### DATA LISTING

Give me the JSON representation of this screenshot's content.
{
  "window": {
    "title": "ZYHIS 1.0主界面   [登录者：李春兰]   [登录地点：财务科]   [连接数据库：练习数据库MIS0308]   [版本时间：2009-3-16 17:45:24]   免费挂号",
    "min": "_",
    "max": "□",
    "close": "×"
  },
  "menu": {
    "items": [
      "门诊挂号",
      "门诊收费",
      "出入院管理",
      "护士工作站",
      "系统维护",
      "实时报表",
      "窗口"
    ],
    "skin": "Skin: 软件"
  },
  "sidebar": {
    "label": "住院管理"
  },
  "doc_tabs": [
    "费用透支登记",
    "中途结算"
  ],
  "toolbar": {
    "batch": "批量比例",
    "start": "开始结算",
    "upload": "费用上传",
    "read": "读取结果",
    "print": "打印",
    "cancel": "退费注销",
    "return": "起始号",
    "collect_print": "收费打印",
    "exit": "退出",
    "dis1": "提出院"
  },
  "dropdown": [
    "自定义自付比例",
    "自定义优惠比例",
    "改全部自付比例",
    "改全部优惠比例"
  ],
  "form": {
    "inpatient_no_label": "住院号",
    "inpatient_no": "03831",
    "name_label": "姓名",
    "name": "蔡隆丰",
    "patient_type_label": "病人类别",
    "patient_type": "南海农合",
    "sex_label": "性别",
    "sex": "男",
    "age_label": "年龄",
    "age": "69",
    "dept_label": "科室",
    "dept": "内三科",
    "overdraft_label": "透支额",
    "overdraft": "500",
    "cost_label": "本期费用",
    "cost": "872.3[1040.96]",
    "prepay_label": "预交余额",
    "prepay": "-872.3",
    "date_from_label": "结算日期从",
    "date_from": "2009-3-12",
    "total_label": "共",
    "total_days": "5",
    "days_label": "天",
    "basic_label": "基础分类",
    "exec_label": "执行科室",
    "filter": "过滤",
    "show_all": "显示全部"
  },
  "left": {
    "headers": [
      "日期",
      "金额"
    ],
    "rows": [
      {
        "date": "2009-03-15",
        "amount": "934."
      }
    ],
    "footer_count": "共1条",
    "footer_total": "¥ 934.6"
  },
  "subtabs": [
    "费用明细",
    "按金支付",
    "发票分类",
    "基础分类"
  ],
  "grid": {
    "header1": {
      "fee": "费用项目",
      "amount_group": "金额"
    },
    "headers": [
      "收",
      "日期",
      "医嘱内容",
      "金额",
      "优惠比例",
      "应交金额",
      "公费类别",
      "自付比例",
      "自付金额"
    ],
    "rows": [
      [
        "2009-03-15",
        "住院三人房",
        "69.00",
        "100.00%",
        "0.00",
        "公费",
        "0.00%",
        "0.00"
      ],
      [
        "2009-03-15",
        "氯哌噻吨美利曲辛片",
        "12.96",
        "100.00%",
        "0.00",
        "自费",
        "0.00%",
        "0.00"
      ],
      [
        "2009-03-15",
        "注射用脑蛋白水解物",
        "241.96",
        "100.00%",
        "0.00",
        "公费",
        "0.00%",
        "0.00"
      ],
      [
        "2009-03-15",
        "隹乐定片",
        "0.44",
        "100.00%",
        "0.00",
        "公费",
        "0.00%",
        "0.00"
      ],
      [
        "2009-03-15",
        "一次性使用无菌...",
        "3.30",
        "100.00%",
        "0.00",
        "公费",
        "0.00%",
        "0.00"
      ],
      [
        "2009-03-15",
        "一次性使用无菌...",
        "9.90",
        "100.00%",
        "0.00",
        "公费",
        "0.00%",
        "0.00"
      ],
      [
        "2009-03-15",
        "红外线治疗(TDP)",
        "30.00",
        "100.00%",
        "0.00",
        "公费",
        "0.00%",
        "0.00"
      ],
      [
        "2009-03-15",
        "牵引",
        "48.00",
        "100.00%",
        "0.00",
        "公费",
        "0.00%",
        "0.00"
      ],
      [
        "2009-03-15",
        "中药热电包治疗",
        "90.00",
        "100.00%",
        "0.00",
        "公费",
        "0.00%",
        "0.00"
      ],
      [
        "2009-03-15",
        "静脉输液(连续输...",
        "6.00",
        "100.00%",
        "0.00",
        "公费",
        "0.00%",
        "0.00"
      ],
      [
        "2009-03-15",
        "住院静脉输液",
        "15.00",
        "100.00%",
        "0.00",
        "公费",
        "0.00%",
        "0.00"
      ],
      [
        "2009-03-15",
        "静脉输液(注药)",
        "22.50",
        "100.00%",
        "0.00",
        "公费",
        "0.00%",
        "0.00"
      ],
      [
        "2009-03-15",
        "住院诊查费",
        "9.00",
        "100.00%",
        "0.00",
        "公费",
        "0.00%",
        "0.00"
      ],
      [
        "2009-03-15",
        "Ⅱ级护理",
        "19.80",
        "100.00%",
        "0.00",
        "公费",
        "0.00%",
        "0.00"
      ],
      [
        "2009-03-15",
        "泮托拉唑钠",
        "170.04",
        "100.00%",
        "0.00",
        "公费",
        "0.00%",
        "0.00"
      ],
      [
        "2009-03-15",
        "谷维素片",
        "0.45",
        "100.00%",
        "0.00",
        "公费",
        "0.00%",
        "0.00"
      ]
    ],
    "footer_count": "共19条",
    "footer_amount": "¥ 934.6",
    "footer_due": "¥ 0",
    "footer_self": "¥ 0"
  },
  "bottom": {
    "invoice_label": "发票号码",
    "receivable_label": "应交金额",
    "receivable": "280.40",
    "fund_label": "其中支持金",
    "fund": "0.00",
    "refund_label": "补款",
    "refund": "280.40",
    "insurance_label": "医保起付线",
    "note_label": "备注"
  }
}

### THE TASK
Reproduce the complete set of lines precisely as supplied.

### TASK RESULT
Give me the JSON representation of this screenshot's content.
{
  "window": {
    "title": "ZYHIS 1.0主界面   [登录者：李春兰]   [登录地点：财务科]   [连接数据库：练习数据库MIS0308]   [版本时间：2009-3-16 17:45:24]   免费挂号",
    "min": "_",
    "max": "□",
    "close": "×"
  },
  "menu": {
    "items": [
      "门诊挂号",
      "门诊收费",
      "出入院管理",
      "护士工作站",
      "系统维护",
      "实时报表",
      "窗口"
    ],
    "skin": "Skin: 软件"
  },
  "sidebar": {
    "label": "住院管理"
  },
  "doc_tabs": [
    "费用透支登记",
    "中途结算"
  ],
  "toolbar": {
    "batch": "批量比例",
    "start": "开始结算",
    "upload": "费用上传",
    "read": "读取结果",
    "print": "打印",
    "cancel": "退费注销",
    "return": "起始号",
    "collect_print": "收费打印",
    "exit": "退出",
    "dis1": "提出院"
  },
  "dropdown": [
    "自定义自付比例",
    "自定义优惠比例",
    "改全部自付比例",
    "改全部优惠比例"
  ],
  "form": {
    "inpatient_no_label": "住院号",
    "inpatient_no": "03831",
    "name_label": "姓名",
    "name": "蔡隆丰",
    "patient_type_label": "病人类别",
    "patient_type": "南海农合",
    "sex_label": "性别",
    "sex": "男",
    "age_label": "年龄",
    "age": "69",
    "dept_label": "科室",
    "dept": "内三科",
    "overdraft_label": "透支额",
    "overdraft": "500",
    "cost_label": "本期费用",
    "cost": "872.3[1040.96]",
    "prepay_label": "预交余额",
    "prepay": "-872.3",
    "date_from_label": "结算日期从",
    "date_from": "2009-3-12",
    "total_label": "共",
    "total_days": "5",
    "days_label": "天",
    "basic_label": "基础分类",
    "exec_label": "执行科室",
    "filter": "过滤",
    "show_all": "显示全部"
  },
  "left": {
    "headers": [
      "日期",
      "金额"
    ],
    "rows": [
      {
        "date": "2009-03-15",
        "amount": "934."
      }
    ],
    "footer_count": "共1条",
    "footer_total": "¥ 934.6"
  },
  "subtabs": [
    "费用明细",
    "按金支付",
    "发票分类",
    "基础分类"
  ],
  "grid": {
    "header1": {
      "fee": "费用项目",
      "amount_group": "金额"
    },
    "headers": [
      "收",
      "日期",
      "医嘱内容",
      "金额",
      "优惠比例",
      "应交金额",
      "公费类别",
      "自付比例",
      "自付金额"
    ],
    "rows": [
      [
        "2009-03-15",
        "住院三人房",
        "69.00",
        "100.00%",
        "0.00",
        "公费",
        "0.00%",
        "0.00"
      ],
      [
        "2009-03-15",
        "氯哌噻吨美利曲辛片",
        "12.96",
        "100.00%",
        "0.00",
        "自费",
        "0.00%",
        "0.00"
      ],
      [
        "2009-03-15",
        "注射用脑蛋白水解物",
        "241.96",
        "100.00%",
        "0.00",
        "公费",
        "0.00%",
        "0.00"
      ],
      [
        "2009-03-15",
        "隹乐定片",
        "0.44",
        "100.00%",
        "0.00",
        "公费",
        "0.00%",
        "0.00"
      ],
      [
        "2009-03-15",
        "一次性使用无菌...",
        "3.30",
        "100.00%",
        "0.00",
        "公费",
        "0.00%",
        "0.00"
      ],
      [
        "2009-03-15",
        "一次性使用无菌...",
        "9.90",
        "100.00%",
        "0.00",
        "公费",
        "0.00%",
        "0.00"
      ],
      [
        "2009-03-15",
        "红外线治疗(TDP)",
        "30.00",
        "100.00%",
        "0.00",
        "公费",
        "0.00%",
        "0.00"
      ],
      [
        "2009-03-15",
        "牵引",
        "48.00",
        "100.00%",
        "0.00",
        "公费",
        "0.00%",
        "0.00"
      ],
      [
        "2009-03-15",
        "中药热电包治疗",
        "90.00",
        "100.00%",
        "0.00",
        "公费",
        "0.00%",
        "0.00"
      ],
      [
        "2009-03-15",
        "静脉输液(连续输...",
        "6.00",
        "100.00%",
        "0.00",
        "公费",
        "0.00%",
        "0.00"
      ],
      [
        "2009-03-15",
        "住院静脉输液",
        "15.00",
        "100.00%",
        "0.00",
        "公费",
        "0.00%",
        "0.00"
      ],
      [
        "2009-03-15",
        "静脉输液(注药)",
        "22.50",
        "100.00%",
        "0.00",
        "公费",
        "0.00%",
        "0.00"
      ],
      [
        "2009-03-15",
        "住院诊查费",
        "9.00",
        "100.00%",
        "0.00",
        "公费",
        "0.00%",
        "0.00"
      ],
      [
        "2009-03-15",
        "Ⅱ级护理",
        "19.80",
        "100.00%",
        "0.00",
        "公费",
        "0.00%",
        "0.00"
      ],
      [
        "2009-03-15",
        "泮托拉唑钠",
        "170.04",
        "100.00%",
        "0.00",
        "公费",
        "0.00%",
        "0.00"
      ],
      [
        "2009-03-15",
        "谷维素片",
        "0.45",
        "100.00%",
        "0.00",
        "公费",
        "0.00%",
        "0.00"
      ]
    ],
    "footer_count": "共19条",
    "footer_amount": "¥ 934.6",
    "footer_due": "¥ 0",
    "footer_self": "¥ 0"
  },
  "bottom": {
    "invoice_label": "发票号码",
    "receivable_label": "应交金额",
    "receivable": "280.40",
    "fund_label": "其中支持金",
    "fund": "0.00",
    "refund_label": "补款",
    "refund": "280.40",
    "insurance_label": "医保起付线",
    "note_label": "备注"
  }
}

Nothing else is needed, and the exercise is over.